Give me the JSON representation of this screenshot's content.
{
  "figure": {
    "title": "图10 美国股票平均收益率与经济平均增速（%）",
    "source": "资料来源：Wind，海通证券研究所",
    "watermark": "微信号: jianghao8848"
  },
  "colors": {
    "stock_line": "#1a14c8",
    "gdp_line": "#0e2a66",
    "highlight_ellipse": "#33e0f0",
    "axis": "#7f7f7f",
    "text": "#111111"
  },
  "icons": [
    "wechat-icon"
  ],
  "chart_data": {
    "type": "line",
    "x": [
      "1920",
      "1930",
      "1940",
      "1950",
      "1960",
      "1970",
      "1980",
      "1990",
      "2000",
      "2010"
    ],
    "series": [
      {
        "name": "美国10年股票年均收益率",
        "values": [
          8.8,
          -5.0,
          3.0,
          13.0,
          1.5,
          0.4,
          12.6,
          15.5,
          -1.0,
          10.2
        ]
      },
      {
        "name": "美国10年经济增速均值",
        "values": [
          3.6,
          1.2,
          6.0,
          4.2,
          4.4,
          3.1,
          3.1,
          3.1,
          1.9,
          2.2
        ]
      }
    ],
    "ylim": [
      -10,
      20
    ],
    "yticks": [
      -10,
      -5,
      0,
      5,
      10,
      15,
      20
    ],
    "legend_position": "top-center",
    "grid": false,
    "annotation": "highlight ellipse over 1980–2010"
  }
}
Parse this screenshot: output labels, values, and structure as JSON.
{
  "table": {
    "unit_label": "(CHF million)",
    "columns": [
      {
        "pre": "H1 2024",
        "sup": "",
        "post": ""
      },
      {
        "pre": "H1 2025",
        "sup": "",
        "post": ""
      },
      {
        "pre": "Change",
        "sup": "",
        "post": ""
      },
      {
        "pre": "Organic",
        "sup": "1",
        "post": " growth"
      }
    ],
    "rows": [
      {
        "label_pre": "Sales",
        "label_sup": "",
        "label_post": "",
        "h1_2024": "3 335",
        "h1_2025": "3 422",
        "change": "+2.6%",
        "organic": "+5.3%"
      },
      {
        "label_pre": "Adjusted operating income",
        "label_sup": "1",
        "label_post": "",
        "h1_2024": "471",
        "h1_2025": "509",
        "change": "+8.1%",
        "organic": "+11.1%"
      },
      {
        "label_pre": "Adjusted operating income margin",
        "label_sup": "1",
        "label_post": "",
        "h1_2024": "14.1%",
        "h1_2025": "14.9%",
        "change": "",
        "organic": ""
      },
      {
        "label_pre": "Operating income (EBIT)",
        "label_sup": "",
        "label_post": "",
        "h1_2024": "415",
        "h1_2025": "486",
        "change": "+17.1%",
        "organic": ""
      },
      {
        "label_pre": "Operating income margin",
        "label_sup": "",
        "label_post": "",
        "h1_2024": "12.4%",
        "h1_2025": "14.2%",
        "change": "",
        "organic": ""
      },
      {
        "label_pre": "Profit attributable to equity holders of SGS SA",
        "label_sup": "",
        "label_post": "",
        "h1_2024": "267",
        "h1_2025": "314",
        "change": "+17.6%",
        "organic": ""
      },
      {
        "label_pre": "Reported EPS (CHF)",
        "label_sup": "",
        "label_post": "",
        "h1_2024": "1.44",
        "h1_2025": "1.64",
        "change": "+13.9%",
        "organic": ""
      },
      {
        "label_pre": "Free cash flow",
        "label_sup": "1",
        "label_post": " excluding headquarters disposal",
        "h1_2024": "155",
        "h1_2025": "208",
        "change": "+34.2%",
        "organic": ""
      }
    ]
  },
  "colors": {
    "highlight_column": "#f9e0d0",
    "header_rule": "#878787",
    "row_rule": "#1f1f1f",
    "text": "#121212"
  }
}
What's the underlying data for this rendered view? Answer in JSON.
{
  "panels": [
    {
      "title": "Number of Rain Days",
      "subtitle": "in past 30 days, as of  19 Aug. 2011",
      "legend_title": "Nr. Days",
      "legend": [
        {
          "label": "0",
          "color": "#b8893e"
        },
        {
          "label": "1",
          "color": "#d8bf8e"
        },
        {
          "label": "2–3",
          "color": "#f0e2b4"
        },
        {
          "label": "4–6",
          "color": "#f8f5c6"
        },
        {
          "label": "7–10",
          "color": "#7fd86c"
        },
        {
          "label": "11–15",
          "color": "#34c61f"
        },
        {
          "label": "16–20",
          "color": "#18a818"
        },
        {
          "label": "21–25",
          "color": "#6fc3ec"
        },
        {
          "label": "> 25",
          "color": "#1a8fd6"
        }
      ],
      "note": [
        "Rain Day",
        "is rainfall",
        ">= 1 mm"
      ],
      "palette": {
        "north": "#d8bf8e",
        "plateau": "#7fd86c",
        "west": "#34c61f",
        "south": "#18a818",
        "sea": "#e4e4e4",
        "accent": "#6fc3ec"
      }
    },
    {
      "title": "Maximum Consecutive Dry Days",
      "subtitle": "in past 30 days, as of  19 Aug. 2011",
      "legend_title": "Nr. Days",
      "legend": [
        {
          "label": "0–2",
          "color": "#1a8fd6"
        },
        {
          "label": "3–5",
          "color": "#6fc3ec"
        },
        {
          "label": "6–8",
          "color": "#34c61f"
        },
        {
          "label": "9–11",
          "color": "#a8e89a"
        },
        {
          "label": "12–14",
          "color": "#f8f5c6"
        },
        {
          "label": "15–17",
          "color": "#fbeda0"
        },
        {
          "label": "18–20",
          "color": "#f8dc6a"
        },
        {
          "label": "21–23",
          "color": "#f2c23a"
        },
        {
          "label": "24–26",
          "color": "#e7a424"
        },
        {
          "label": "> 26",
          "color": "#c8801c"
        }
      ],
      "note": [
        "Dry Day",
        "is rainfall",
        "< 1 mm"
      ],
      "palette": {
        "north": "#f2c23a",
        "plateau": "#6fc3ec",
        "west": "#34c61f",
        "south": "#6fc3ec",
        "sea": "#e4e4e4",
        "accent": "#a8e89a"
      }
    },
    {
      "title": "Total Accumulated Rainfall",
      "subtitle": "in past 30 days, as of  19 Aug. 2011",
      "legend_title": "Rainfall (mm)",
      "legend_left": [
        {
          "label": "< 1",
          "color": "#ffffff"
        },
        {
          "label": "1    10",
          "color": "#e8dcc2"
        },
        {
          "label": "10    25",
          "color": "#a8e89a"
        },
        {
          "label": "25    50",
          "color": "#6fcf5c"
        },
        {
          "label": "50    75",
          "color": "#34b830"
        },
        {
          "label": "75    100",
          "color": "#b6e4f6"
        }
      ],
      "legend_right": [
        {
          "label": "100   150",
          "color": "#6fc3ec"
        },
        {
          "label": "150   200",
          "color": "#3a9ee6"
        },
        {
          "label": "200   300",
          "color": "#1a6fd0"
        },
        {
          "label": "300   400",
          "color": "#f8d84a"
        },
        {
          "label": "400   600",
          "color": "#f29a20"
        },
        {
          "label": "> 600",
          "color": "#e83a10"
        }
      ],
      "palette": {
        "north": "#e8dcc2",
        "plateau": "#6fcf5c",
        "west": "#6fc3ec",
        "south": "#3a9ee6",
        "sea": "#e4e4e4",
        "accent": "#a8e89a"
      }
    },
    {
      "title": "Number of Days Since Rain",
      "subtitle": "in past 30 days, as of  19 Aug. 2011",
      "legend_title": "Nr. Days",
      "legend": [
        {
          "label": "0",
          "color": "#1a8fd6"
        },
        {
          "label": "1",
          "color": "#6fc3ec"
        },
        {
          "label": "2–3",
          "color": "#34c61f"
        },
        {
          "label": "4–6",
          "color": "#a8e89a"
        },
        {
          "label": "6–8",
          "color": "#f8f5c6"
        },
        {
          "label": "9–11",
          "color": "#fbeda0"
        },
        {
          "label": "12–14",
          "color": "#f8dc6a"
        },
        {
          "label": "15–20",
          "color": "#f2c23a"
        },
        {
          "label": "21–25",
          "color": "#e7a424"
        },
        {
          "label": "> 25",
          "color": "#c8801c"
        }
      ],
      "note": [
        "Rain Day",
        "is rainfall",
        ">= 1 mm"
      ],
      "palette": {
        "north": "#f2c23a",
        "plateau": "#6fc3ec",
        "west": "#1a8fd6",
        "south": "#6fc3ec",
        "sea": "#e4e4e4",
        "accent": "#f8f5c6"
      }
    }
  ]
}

Written request — Copy down every line of the entries containing the word "Adjusted".

Task solution —
        "label_pre": "Adjusted operating income",
        "label_pre": "Adjusted operating income margin",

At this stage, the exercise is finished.